• [Written problem]: Repeat each line exactly as it is written.

• [Working data]:
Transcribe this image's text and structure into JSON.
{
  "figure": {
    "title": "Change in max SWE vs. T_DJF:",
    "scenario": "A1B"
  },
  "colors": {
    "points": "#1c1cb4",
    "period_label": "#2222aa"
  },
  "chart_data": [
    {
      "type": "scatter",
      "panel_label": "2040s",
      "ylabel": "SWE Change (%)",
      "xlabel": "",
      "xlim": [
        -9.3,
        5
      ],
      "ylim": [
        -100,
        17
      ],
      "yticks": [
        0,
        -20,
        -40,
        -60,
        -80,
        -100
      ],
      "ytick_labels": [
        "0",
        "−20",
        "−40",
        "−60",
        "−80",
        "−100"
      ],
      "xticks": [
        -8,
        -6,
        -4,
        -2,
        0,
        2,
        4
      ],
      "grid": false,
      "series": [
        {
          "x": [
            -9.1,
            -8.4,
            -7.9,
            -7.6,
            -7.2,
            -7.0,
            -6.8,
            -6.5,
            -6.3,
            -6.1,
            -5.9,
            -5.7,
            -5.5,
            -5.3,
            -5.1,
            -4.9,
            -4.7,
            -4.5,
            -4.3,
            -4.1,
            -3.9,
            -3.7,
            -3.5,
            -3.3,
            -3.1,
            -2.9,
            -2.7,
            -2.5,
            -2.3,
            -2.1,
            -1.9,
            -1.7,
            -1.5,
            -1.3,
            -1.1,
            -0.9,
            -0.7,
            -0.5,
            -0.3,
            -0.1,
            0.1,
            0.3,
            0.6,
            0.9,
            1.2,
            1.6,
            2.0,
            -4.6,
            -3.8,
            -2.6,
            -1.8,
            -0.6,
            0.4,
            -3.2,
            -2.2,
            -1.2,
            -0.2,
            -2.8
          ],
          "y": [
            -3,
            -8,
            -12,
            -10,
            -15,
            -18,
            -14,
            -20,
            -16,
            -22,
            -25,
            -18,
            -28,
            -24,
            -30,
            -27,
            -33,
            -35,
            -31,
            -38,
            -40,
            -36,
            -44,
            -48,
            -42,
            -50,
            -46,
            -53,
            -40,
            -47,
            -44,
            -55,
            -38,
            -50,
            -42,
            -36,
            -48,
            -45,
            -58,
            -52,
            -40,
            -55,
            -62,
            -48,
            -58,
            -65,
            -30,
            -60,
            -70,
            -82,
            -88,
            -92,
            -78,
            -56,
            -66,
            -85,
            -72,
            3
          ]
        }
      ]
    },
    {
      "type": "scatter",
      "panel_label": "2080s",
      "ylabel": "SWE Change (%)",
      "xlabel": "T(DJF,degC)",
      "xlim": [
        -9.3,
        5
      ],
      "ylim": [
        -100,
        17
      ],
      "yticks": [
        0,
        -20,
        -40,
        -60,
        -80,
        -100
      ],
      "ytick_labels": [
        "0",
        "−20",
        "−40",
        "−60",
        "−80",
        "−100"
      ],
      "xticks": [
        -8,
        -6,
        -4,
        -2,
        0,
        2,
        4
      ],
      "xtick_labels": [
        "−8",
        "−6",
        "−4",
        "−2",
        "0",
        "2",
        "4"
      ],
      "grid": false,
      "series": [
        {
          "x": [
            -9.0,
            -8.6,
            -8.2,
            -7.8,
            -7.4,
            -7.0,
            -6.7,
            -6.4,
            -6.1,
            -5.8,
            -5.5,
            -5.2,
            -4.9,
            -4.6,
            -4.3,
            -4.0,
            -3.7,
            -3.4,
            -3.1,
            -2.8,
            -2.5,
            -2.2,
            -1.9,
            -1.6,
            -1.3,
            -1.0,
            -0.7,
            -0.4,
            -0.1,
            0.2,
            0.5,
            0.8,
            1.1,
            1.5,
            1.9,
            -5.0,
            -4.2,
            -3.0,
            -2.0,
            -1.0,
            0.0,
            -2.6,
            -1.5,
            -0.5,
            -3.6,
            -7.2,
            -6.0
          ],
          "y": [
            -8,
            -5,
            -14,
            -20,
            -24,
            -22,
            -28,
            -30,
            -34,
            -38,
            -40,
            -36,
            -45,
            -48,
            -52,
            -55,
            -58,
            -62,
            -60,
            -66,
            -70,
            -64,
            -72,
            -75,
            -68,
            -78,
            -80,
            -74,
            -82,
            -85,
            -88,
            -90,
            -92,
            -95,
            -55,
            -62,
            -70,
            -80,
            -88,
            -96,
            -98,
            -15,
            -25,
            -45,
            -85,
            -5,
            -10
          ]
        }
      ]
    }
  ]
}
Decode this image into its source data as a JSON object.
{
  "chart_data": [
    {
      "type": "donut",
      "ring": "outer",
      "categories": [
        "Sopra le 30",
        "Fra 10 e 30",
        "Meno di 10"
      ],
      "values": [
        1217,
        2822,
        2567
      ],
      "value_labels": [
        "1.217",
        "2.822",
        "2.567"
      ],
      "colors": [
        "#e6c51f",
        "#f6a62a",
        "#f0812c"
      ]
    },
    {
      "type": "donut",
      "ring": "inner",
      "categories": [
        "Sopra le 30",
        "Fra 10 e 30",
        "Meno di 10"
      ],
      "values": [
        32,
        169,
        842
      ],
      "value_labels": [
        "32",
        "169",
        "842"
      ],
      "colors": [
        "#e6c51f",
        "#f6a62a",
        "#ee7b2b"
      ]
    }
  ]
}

• [The answer]:
Transcribe this image's text and structure into JSON.
{
  "figure": {
    "title": "Change in max SWE vs. T_DJF:",
    "scenario": "A1B"
  },
  "colors": {
    "points": "#1c1cb4",
    "period_label": "#2222aa"
  },
  "chart_data": [
    {
      "type": "scatter",
      "panel_label": "2040s",
      "ylabel": "SWE Change (%)",
      "xlabel": "",
      "xlim": [
        -9.3,
        5
      ],
      "ylim": [
        -100,
        17
      ],
      "yticks": [
        0,
        -20,
        -40,
        -60,
        -80,
        -100
      ],
      "ytick_labels": [
        "0",
        "−20",
        "−40",
        "−60",
        "−80",
        "−100"
      ],
      "xticks": [
        -8,
        -6,
        -4,
        -2,
        0,
        2,
        4
      ],
      "grid": false,
      "series": [
        {
          "x": [
            -9.1,
            -8.4,
            -7.9,
            -7.6,
            -7.2,
            -7.0,
            -6.8,
            -6.5,
            -6.3,
            -6.1,
            -5.9,
            -5.7,
            -5.5,
            -5.3,
            -5.1,
            -4.9,
            -4.7,
            -4.5,
            -4.3,
            -4.1,
            -3.9,
            -3.7,
            -3.5,
            -3.3,
            -3.1,
            -2.9,
            -2.7,
            -2.5,
            -2.3,
            -2.1,
            -1.9,
            -1.7,
            -1.5,
            -1.3,
            -1.1,
            -0.9,
            -0.7,
            -0.5,
            -0.3,
            -0.1,
            0.1,
            0.3,
            0.6,
            0.9,
            1.2,
            1.6,
            2.0,
            -4.6,
            -3.8,
            -2.6,
            -1.8,
            -0.6,
            0.4,
            -3.2,
            -2.2,
            -1.2,
            -0.2,
            -2.8
          ],
          "y": [
            -3,
            -8,
            -12,
            -10,
            -15,
            -18,
            -14,
            -20,
            -16,
            -22,
            -25,
            -18,
            -28,
            -24,
            -30,
            -27,
            -33,
            -35,
            -31,
            -38,
            -40,
            -36,
            -44,
            -48,
            -42,
            -50,
            -46,
            -53,
            -40,
            -47,
            -44,
            -55,
            -38,
            -50,
            -42,
            -36,
            -48,
            -45,
            -58,
            -52,
            -40,
            -55,
            -62,
            -48,
            -58,
            -65,
            -30,
            -60,
            -70,
            -82,
            -88,
            -92,
            -78,
            -56,
            -66,
            -85,
            -72,
            3
          ]
        }
      ]
    },
    {
      "type": "scatter",
      "panel_label": "2080s",
      "ylabel": "SWE Change (%)",
      "xlabel": "T(DJF,degC)",
      "xlim": [
        -9.3,
        5
      ],
      "ylim": [
        -100,
        17
      ],
      "yticks": [
        0,
        -20,
        -40,
        -60,
        -80,
        -100
      ],
      "ytick_labels": [
        "0",
        "−20",
        "−40",
        "−60",
        "−80",
        "−100"
      ],
      "xticks": [
        -8,
        -6,
        -4,
        -2,
        0,
        2,
        4
      ],
      "xtick_labels": [
        "−8",
        "−6",
        "−4",
        "−2",
        "0",
        "2",
        "4"
      ],
      "grid": false,
      "series": [
        {
          "x": [
            -9.0,
            -8.6,
            -8.2,
            -7.8,
            -7.4,
            -7.0,
            -6.7,
            -6.4,
            -6.1,
            -5.8,
            -5.5,
            -5.2,
            -4.9,
            -4.6,
            -4.3,
            -4.0,
            -3.7,
            -3.4,
            -3.1,
            -2.8,
            -2.5,
            -2.2,
            -1.9,
            -1.6,
            -1.3,
            -1.0,
            -0.7,
            -0.4,
            -0.1,
            0.2,
            0.5,
            0.8,
            1.1,
            1.5,
            1.9,
            -5.0,
            -4.2,
            -3.0,
            -2.0,
            -1.0,
            0.0,
            -2.6,
            -1.5,
            -0.5,
            -3.6,
            -7.2,
            -6.0
          ],
          "y": [
            -8,
            -5,
            -14,
            -20,
            -24,
            -22,
            -28,
            -30,
            -34,
            -38,
            -40,
            -36,
            -45,
            -48,
            -52,
            -55,
            -58,
            -62,
            -60,
            -66,
            -70,
            -64,
            -72,
            -75,
            -68,
            -78,
            -80,
            -74,
            -82,
            -85,
            -88,
            -90,
            -92,
            -95,
            -55,
            -62,
            -70,
            -80,
            -88,
            -96,
            -98,
            -15,
            -25,
            -45,
            -85,
            -5,
            -10
          ]
        }
      ]
    }
  ]
}
Decode this image into its source data as a JSON object.
{
  "chart_data": [
    {
      "type": "donut",
      "ring": "outer",
      "categories": [
        "Sopra le 30",
        "Fra 10 e 30",
        "Meno di 10"
      ],
      "values": [
        1217,
        2822,
        2567
      ],
      "value_labels": [
        "1.217",
        "2.822",
        "2.567"
      ],
      "colors": [
        "#e6c51f",
        "#f6a62a",
        "#f0812c"
      ]
    },
    {
      "type": "donut",
      "ring": "inner",
      "categories": [
        "Sopra le 30",
        "Fra 10 e 30",
        "Meno di 10"
      ],
      "values": [
        32,
        169,
        842
      ],
      "value_labels": [
        "32",
        "169",
        "842"
      ],
      "colors": [
        "#e6c51f",
        "#f6a62a",
        "#ee7b2b"
      ]
    }
  ]
}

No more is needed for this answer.